- [Problem to work on]:
Find the lines below that contain the word "ICAO" and count them. Only the number should be given.

## Begin Stored records

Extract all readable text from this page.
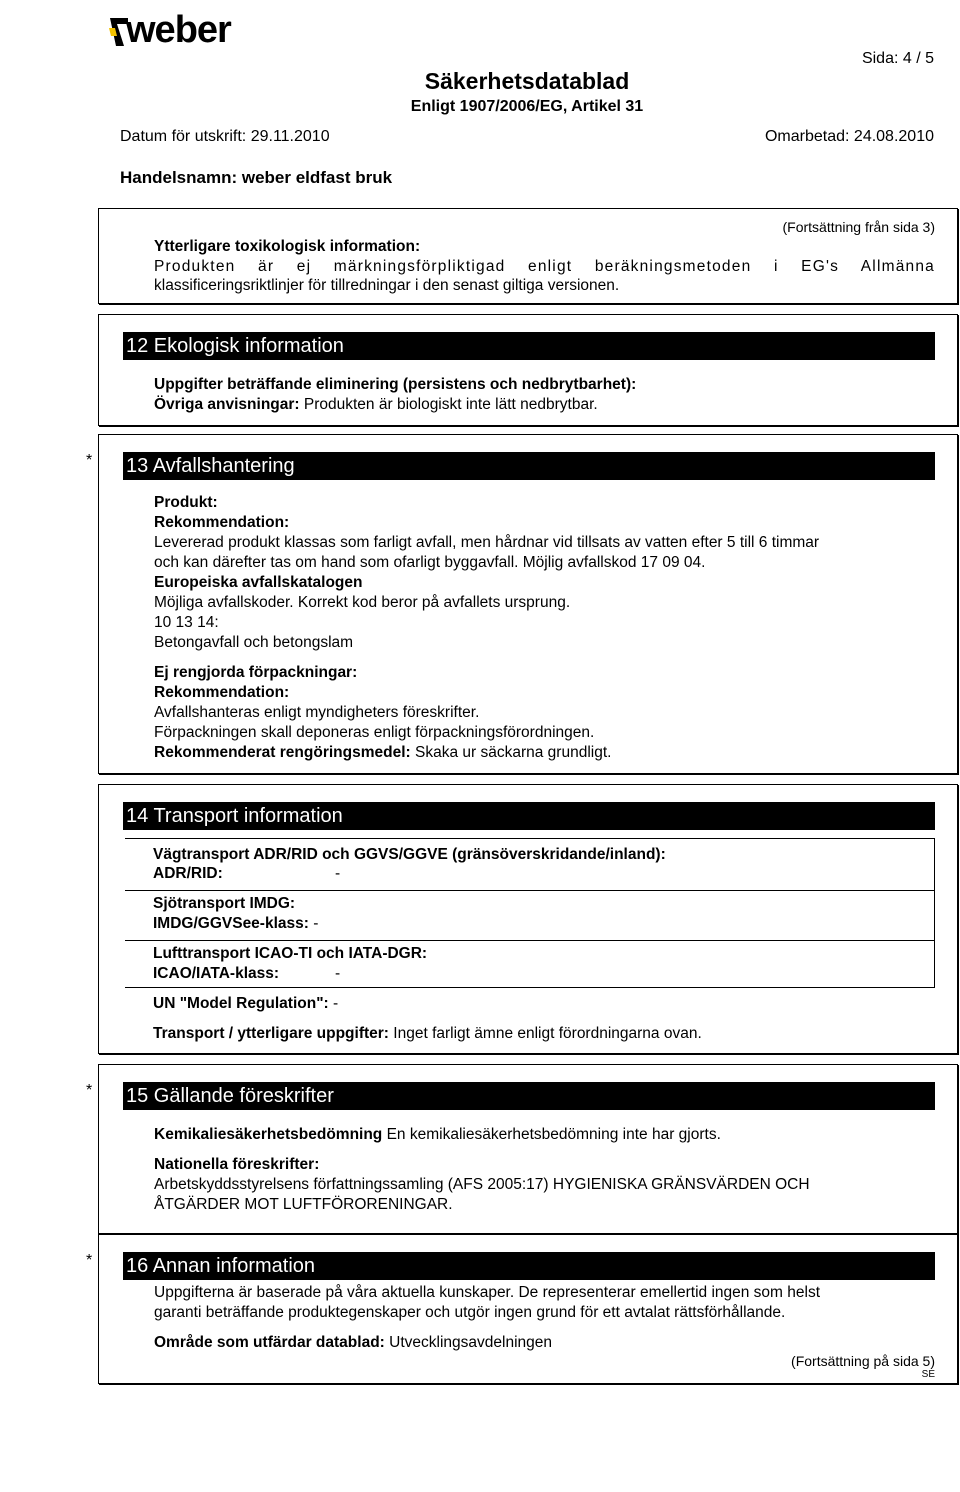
weber
Sida: 4 / 5
Säkerhetsdatablad
Enligt 1907/2006/EG, Artikel 31
Datum för utskrift: 29.11.2010	Omarbetad: 24.08.2010
Handelsnamn: weber eldfast bruk
(Fortsättning från sida 3)
Ytterligare toxikologisk information:
Produkten är ej märkningsförpliktigad enligt beräkningsmetoden i EG's Allmänna
klassificeringsriktlinjer för tillredningar i den senast giltiga versionen.
12 Ekologisk information
Uppgifter beträffande eliminering (persistens och nedbrytbarhet):
Övriga anvisningar: Produkten är biologiskt inte lätt nedbrytbar.
* 13 Avfallshantering
Produkt:
Rekommendation:
Levererad produkt klassas som farligt avfall, men hårdnar vid tillsats av vatten efter 5 till 6 timmar
och kan därefter tas om hand som ofarligt byggavfall. Möjlig avfallskod 17 09 04.
Europeiska avfallskatalogen
Möjliga avfallskoder. Korrekt kod beror på avfallets ursprung.
10 13 14:
Betongavfall och betongslam
Ej rengjorda förpackningar:
Rekommendation:
Avfallshanteras enligt myndigheters föreskrifter.
Förpackningen skall deponeras enligt förpackningsförordningen.
Rekommenderat rengöringsmedel: Skaka ur säckarna grundligt.
14 Transport information
Vägtransport ADR/RID och GGVS/GGVE (gränsöverskridande/inland):
ADR/RID:	-
Sjötransport IMDG:
IMDG/GGVSee-klass: -
Lufttransport ICAO-TI och IATA-DGR:
ICAO/IATA-klass:	-
UN "Model Regulation": -
Transport / ytterligare uppgifter: Inget farligt ämne enligt förordningarna ovan.
* 15 Gällande föreskrifter
Kemikaliesäkerhetsbedömning En kemikaliesäkerhetsbedömning inte har gjorts.
Nationella föreskrifter:
Arbetskyddsstyrelsens författningssamling (AFS 2005:17) HYGIENISKA GRÄNSVÄRDEN OCH
ÅTGÄRDER MOT LUFTFÖRORENINGAR.
* 16 Annan information
Uppgifterna är baserade på våra aktuella kunskaper. De representerar emellertid ingen som helst
garanti beträffande produktegenskaper och utgör ingen grund för ett avtalat rättsförhållande.
Område som utfärdar datablad: Utvecklingsavdelningen
(Fortsättning på sida 5)
SE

## End Stored records

- [Right answer]:
2